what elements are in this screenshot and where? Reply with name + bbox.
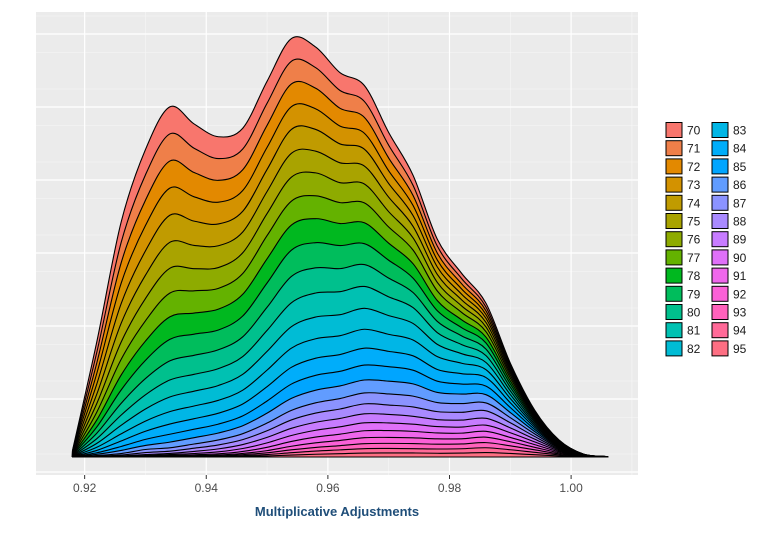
legend-key-82 — [665, 340, 683, 357]
legend-key-87 — [711, 194, 729, 211]
legend-label-87: 87 — [733, 196, 747, 210]
legend-key-74 — [665, 194, 683, 211]
legend-key-91 — [711, 267, 729, 284]
legend-label-80: 80 — [687, 306, 701, 320]
legend-label-73: 73 — [687, 178, 701, 192]
legend-key-84 — [711, 140, 729, 157]
legend-label-91: 91 — [733, 269, 747, 283]
legend-label-72: 72 — [687, 160, 701, 174]
legend-key-89 — [711, 231, 729, 248]
x-tick-label: 1.00 — [559, 481, 583, 495]
legend-key-79 — [665, 285, 683, 302]
legend-key-76 — [665, 231, 683, 248]
legend-label-90: 90 — [733, 251, 747, 265]
legend-label-83: 83 — [733, 124, 747, 138]
legend-label-94: 94 — [733, 324, 747, 338]
x-axis-title: Multiplicative Adjustments — [255, 504, 419, 519]
legend-label-89: 89 — [733, 233, 747, 247]
legend-key-90 — [711, 249, 729, 266]
legend-label-92: 92 — [733, 287, 747, 301]
x-axis: 0.92 0.94 0.96 0.98 1.00 — [73, 475, 583, 495]
legend-label-76: 76 — [687, 233, 701, 247]
legend-label-77: 77 — [687, 251, 701, 265]
x-tick-label: 0.92 — [73, 481, 97, 495]
legend-key-70 — [665, 122, 683, 138]
legend: 70 71 72 73 74 75 76 77 78 79 80 81 82 83 84 85 86 87 88 89… — [665, 122, 747, 357]
x-tick-label: 0.94 — [195, 481, 219, 495]
legend-label-71: 71 — [687, 142, 701, 156]
legend-key-80 — [665, 304, 683, 320]
legend-label-79: 79 — [687, 287, 701, 301]
legend-key-88 — [711, 213, 729, 229]
x-tick-label: 0.96 — [316, 481, 340, 495]
legend-key-75 — [665, 213, 683, 229]
legend-label-74: 74 — [687, 196, 701, 210]
legend-key-92 — [711, 285, 729, 302]
legend-key-85 — [711, 158, 729, 175]
legend-label-88: 88 — [733, 215, 747, 229]
legend-label-82: 82 — [687, 342, 701, 356]
legend-key-78 — [665, 267, 683, 284]
legend-label-85: 85 — [733, 160, 747, 174]
legend-key-71 — [665, 140, 683, 157]
legend-key-72 — [665, 158, 683, 175]
legend-label-93: 93 — [733, 306, 747, 320]
legend-label-86: 86 — [733, 178, 747, 192]
legend-key-73 — [665, 176, 683, 193]
legend-key-86 — [711, 176, 729, 193]
legend-key-93 — [711, 304, 729, 320]
legend-key-77 — [665, 249, 683, 266]
legend-key-95 — [711, 340, 729, 357]
x-tick-label: 0.98 — [438, 481, 462, 495]
legend-label-84: 84 — [733, 142, 747, 156]
stacked-areas — [71, 36, 609, 458]
legend-label-81: 81 — [687, 324, 701, 338]
legend-label-95: 95 — [733, 342, 747, 356]
legend-label-70: 70 — [687, 124, 701, 138]
legend-key-83 — [711, 122, 729, 138]
legend-key-94 — [711, 322, 729, 339]
legend-label-75: 75 — [687, 215, 701, 229]
legend-label-78: 78 — [687, 269, 701, 283]
area-series-95 — [71, 451, 609, 458]
legend-key-81 — [665, 322, 683, 339]
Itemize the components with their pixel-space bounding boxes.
#####
**GOAL**
Please list each line above that contains the string "axis", copying every such line in full. Case counts.

**SOLVED EXERCISE**
x-axis-title: Multiplicative Adjustments — [255, 504, 419, 519]
x-axis: 0.92 0.94 0.96 0.98 1.00 — [73, 475, 583, 495]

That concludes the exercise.